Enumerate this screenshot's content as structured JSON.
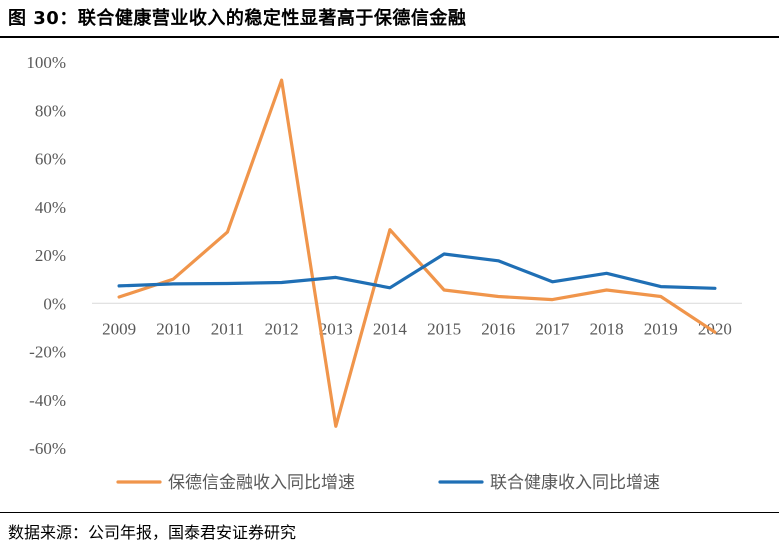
{
  "figure": {
    "title": "图 30：联合健康营业收入的稳定性显著高于保德信金融",
    "source": "数据来源：公司年报，国泰君安证券研究"
  },
  "chart_data": {
    "type": "line",
    "title": "",
    "xlabel": "",
    "ylabel": "",
    "categories": [
      "2009",
      "2010",
      "2011",
      "2012",
      "2013",
      "2014",
      "2015",
      "2016",
      "2017",
      "2018",
      "2019",
      "2020"
    ],
    "ylim": [
      -0.6,
      1.0
    ],
    "yticks": [
      1.0,
      0.8,
      0.6,
      0.4,
      0.2,
      0.0,
      -0.2,
      -0.4,
      -0.6
    ],
    "ytick_labels": [
      "100%",
      "80%",
      "60%",
      "40%",
      "20%",
      "0%",
      "-20%",
      "-40%",
      "-60%"
    ],
    "grid": false,
    "legend_position": "bottom",
    "series": [
      {
        "name": "保德信金融收入同比增速",
        "color": "#F0954B",
        "values": [
          0.026,
          0.1,
          0.295,
          0.925,
          -0.51,
          0.305,
          0.055,
          0.028,
          0.015,
          0.055,
          0.028,
          -0.12
        ]
      },
      {
        "name": "联合健康收入同比增速",
        "color": "#1F6FB5",
        "values": [
          0.072,
          0.08,
          0.082,
          0.086,
          0.107,
          0.064,
          0.204,
          0.176,
          0.089,
          0.124,
          0.069,
          0.062
        ]
      }
    ]
  }
}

□ □ □ □ □ □ □

[GOAL] Above are the records; copy every line in them that holds the word "title".

[RESPONSE TO THIS TASK]
    "title": "图 30：联合健康营业收入的稳定性显著高于保德信金融",
    "title": "",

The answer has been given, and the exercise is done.